-- START Source --
The loss of one or more of our key executives or the inability to successfully attract and retain executive officers or implement effective succession planning strategies could have a material adverse effect on our business.
Our long-term success and ability to implement our strategic and business planning processes depends in large part on our ability to continue to attract and retain executive management, including recent hiring and appointments of key executives within our Foot Locker Business. All employees, including members of our executive management and key personnel, are at-will employees, and we generally do not maintain key-person life insurance policies on our employees. The loss of any one of the members of our executive management team, including our President & Chief Executive Officer, Lauren Hobart, and our Executive Chairman Edward W. Stack, who began operating the Company in 1984, continues to oversee our merchandising group and key strategic growth initiatives, including the Foot Locker Business, could seriouslyharm our business. Effective succession planning for executive management and key personnel, including Ms. Hobart and Mr. Stack, is vital to our long-term continued success. Failure to ensure effective transfer of knowledge, maintenance of our culture, setting of strategic direction, and smooth transitions involving executive management and key personnel could hinder our long-term strategies and success.
The seasonality of certain categories of our operations, along with the current geographic concentrations of our stores, exposes us to certain seasonal influences and weather-related risks.
Our business is subject to seasonal influences and certain holidays and sports seasons during the year. Many of our stores are in geographic areas that experience seasonally cold weather, and we sell a significant amount of cold weather sporting goods and apparel. Within the DICK’S Business, our highest sales and operating income results have historically occurred during our second and fourth fiscal quarters, which is due in part to golf and team sports sales and the back-to-school season during the second quarter, and in part to the winter holiday season, and our historically strong sales of cold weather sporting goods and apparel in the fourth quarter. Results for any quarter are not necessarily indicative of the results that may be achieved for the fiscal year. However, poor performance during a quarter because of slow holiday or back-to-school seasons or unseasonable weather conditions, including unusually warm weather in the winter months or abnormally wet or cold weather in the spring or summer months, could have a material adverse effect on our business, financial condition, and operating results for the entire fiscal year.
-- END Source --
-- START Provided material --
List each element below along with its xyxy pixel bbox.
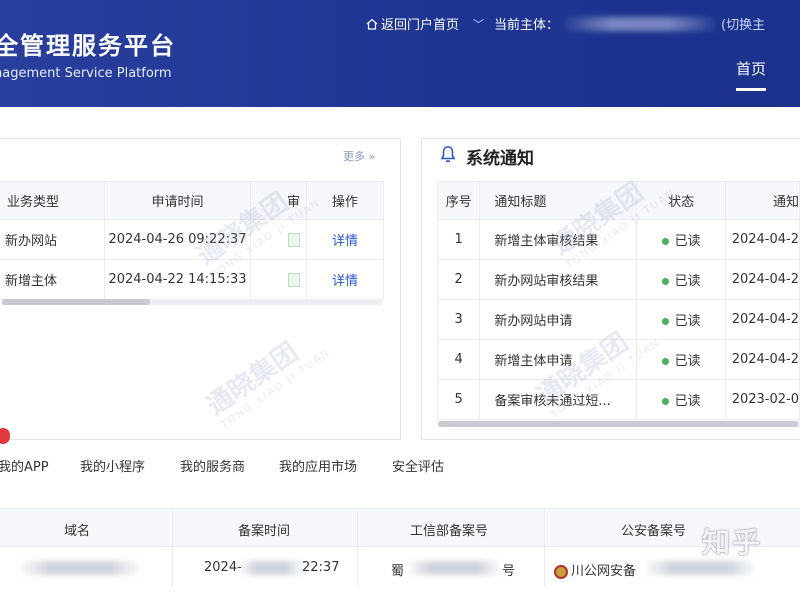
-- END Provided material --
Given exercise
Please extend the risk-factors passage on executive retention and seasonal weather, starting right after its final sentence. Leave the material aside; it has no part in this.

Task response
Furthermore, extreme weather conditions and natural disasters caused by changing climate conditions or otherwise and other catastrophic events in the areas in which our stores, distribution centers and/or eCommerce fulfillment centers are located could negatively impact consumer shopping patterns, consumer confidence and disposable income, create interruptions to our business, damage or destroy key facilities, or otherwise could have a negative effect on our financial performance.
We cannot provide any guaranty of future dividend payments or that we will continue to repurchase our common stock pursuant to our stock repurchase program.
Any determination to pay cash dividends or change the amount of our cash dividend on our common stock in the future will be based upon our financial condition, results of operations, business requirements, and the continuing determination from our Board of Directors that the declaration of dividends is in the best interests of our stockholders and complies with all laws and agreements applicable to the dividend. Furthermore, although our Board of Directors has authorized share repurchase programs, we are not obligated to make any purchases under these programs, and the Board may discontinue these programs at any time.
If we do not successfully manage our inventory levels and protect against inventory shrink, our business, financial condition, and results of operations could be materially and adversely affected.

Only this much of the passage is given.